**Data excerpts:**
------------------------------------------------
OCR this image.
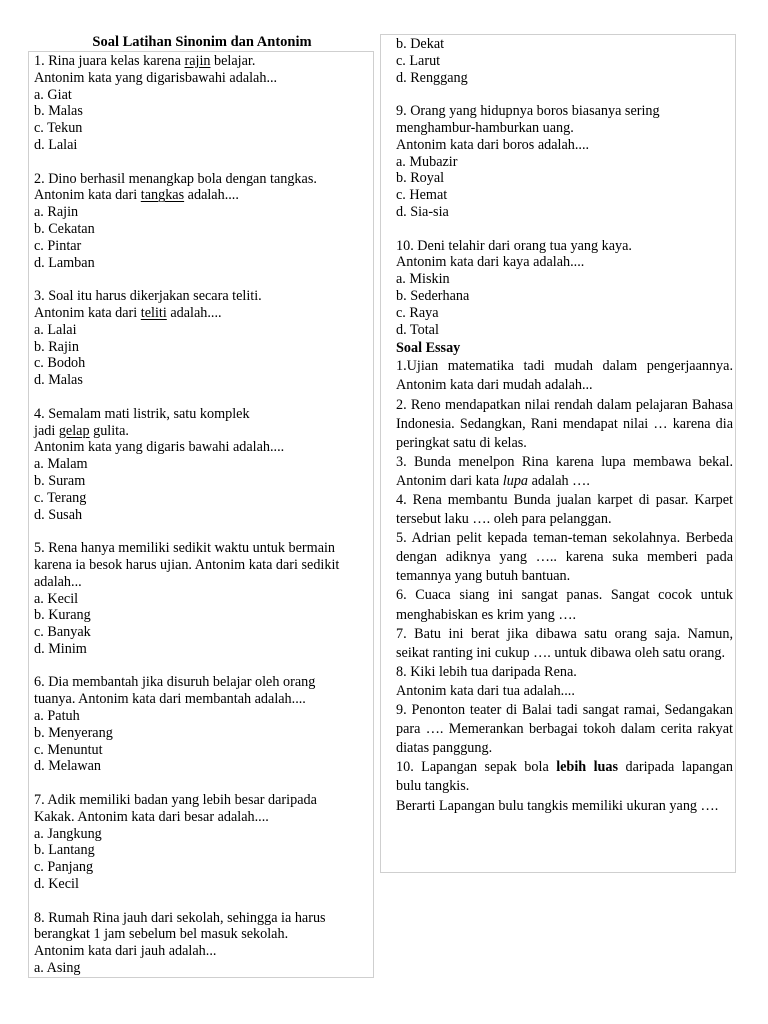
Soal Latihan Sinonim dan Antonim
1. Rina juara kelas karena rajin belajar.
Antonim kata yang digarisbawahi adalah...
a. Giat
b. Malas
c. Tekun
d. Lalai
2. Dino berhasil menangkap bola dengan tangkas.
Antonim kata dari tangkas adalah....
a. Rajin
b. Cekatan
c. Pintar
d. Lamban
3. Soal itu harus dikerjakan secara teliti.
Antonim kata dari teliti adalah....
a. Lalai
b. Rajin
c. Bodoh
d. Malas
4. Semalam mati listrik, satu komplek
jadi gelap gulita.
Antonim kata yang digaris bawahi adalah....
a. Malam
b. Suram
c. Terang
d. Susah
5. Rena hanya memiliki sedikit waktu untuk bermain
karena ia besok harus ujian. Antonim kata dari sedikit
adalah...
a. Kecil
b. Kurang
c. Banyak
d. Minim
6. Dia membantah jika disuruh belajar oleh orang
tuanya. Antonim kata dari membantah adalah....
a. Patuh
b. Menyerang
c. Menuntut
d. Melawan
7. Adik memiliki badan yang lebih besar daripada
Kakak. Antonim kata dari besar adalah....
a. Jangkung
b. Lantang
c. Panjang
d. Kecil
8. Rumah Rina jauh dari sekolah, sehingga ia harus
berangkat 1 jam sebelum bel masuk sekolah.
Antonim kata dari jauh adalah...
a. Asing
b. Dekat
c. Larut
d. Renggang
9. Orang yang hidupnya boros biasanya sering
menghambur-hamburkan uang.
Antonim kata dari boros adalah....
a. Mubazir
b. Royal
c. Hemat
d. Sia-sia
10. Deni telahir dari orang tua yang kaya.
Antonim kata dari kaya adalah....
a. Miskin
b. Sederhana
c. Raya
d. Total
Soal Essay
1.Ujian matematika tadi mudah dalam pengerjaannya. Antonim kata dari mudah adalah...
2. Reno mendapatkan nilai rendah dalam pelajaran Bahasa Indonesia. Sedangkan, Rani mendapat nilai … karena dia peringkat satu di kelas.
3. Bunda menelpon Rina karena lupa membawa bekal. Antonim dari kata lupa adalah ….
4. Rena membantu Bunda jualan karpet di pasar. Karpet tersebut laku …. oleh para pelanggan.
5. Adrian pelit kepada teman-teman sekolahnya. Berbeda dengan adiknya yang ….. karena suka memberi pada temannya yang butuh bantuan.
6. Cuaca siang ini sangat panas. Sangat cocok untuk menghabiskan es krim yang ….
7. Batu ini berat jika dibawa satu orang saja. Namun, seikat ranting ini cukup …. untuk dibawa oleh satu orang.
8. Kiki lebih tua daripada Rena.
Antonim kata dari tua adalah....
9. Penonton teater di Balai tadi sangat ramai, Sedangakan para …. Memerankan berbagai tokoh dalam cerita rakyat diatas panggung.
10. Lapangan sepak bola lebih luas daripada lapangan bulu tangkis.
Berarti Lapangan bulu tangkis memiliki ukuran yang ….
------------------------------------------------
**Task objective:** Give only the number of lines in the entries above that hold the string "sangat".

**Response for this exercise:** 2